**REQUIRED WORK**. Work out how many lines contain "округе". Reply with the count alone.
____________
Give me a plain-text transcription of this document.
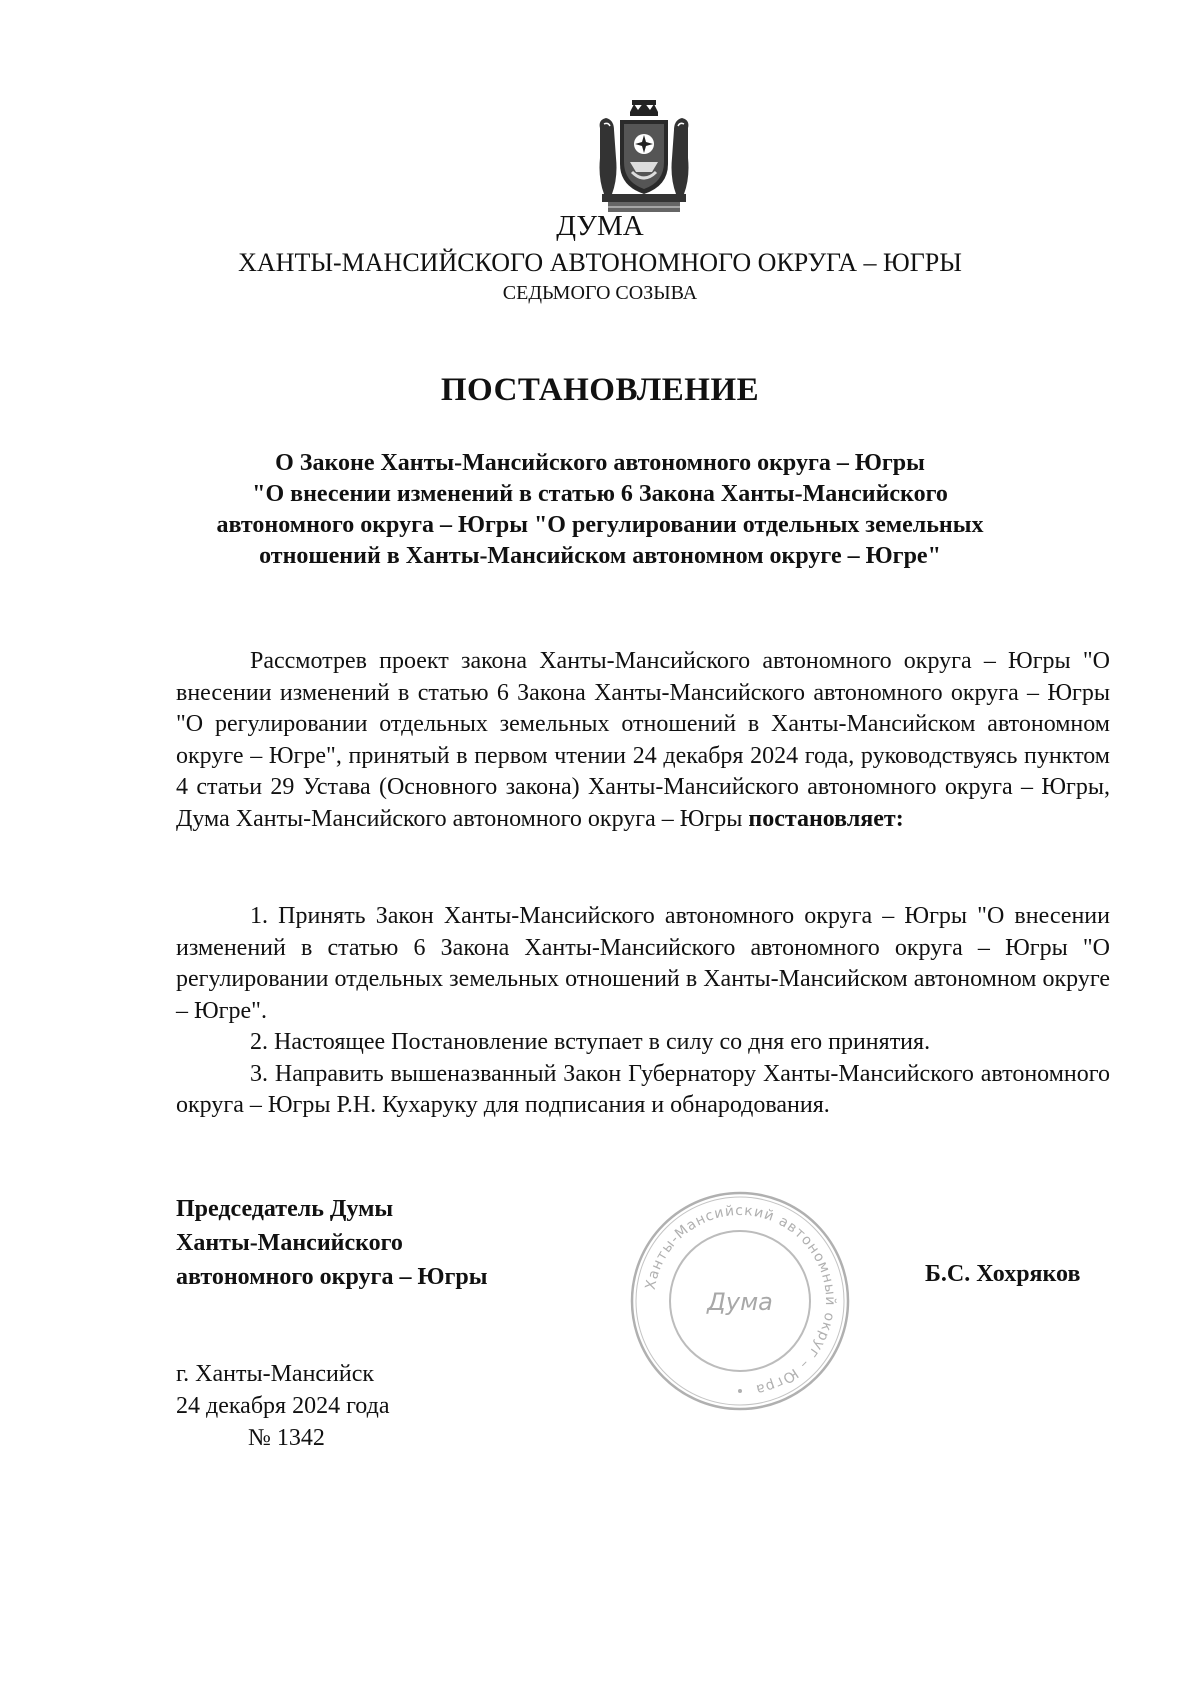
ДУМА
ХАНТЫ-МАНСИЙСКОГО АВТОНОМНОГО ОКРУГА – ЮГРЫ
СЕДЬМОГО СОЗЫВА
ПОСТАНОВЛЕНИЕ
О Законе Ханты-Мансийского автономного округа – Югры
"О внесении изменений в статью 6 Закона Ханты-Мансийского
автономного округа – Югры "О регулировании отдельных земельных
отношений в Ханты-Мансийском автономном округе – Югре"

Рассмотрев проект закона Ханты-Мансийского автономного округа – Югры "О внесении изменений в статью 6 Закона Ханты-Мансийского автономного округа – Югры "О регулировании отдельных земельных отношений в Ханты-Мансийском автономном округе – Югре", принятый в первом чтении 24 декабря 2024 года, руководствуясь пунктом 4 статьи 29 Устава (Основного закона) Ханты-Мансийского автономного округа – Югры, Дума Ханты-Мансийского автономного округа – Югры постановляет:

1. Принять Закон Ханты-Мансийского автономного округа – Югры "О внесении изменений в статью 6 Закона Ханты-Мансийского автономного округа – Югры "О регулировании отдельных земельных отношений в Ханты-Мансийском автономном округе – Югре".

2. Настоящее Постановление вступает в силу со дня его принятия.

3. Направить вышеназванный Закон Губернатору Ханты-Мансийского автономного округа – Югры Р.Н. Кухаруку для подписания и обнародования.

Председатель Думы
Ханты-Мансийского
автономного округа – Югры	Ханты-Мансийский автономный округ – Югра
Дума
Б.С. Хохряков
г. Ханты-Мансийск
24 декабря 2024 года
№ 1342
____________
**RESULT OF THIS TASK**. 3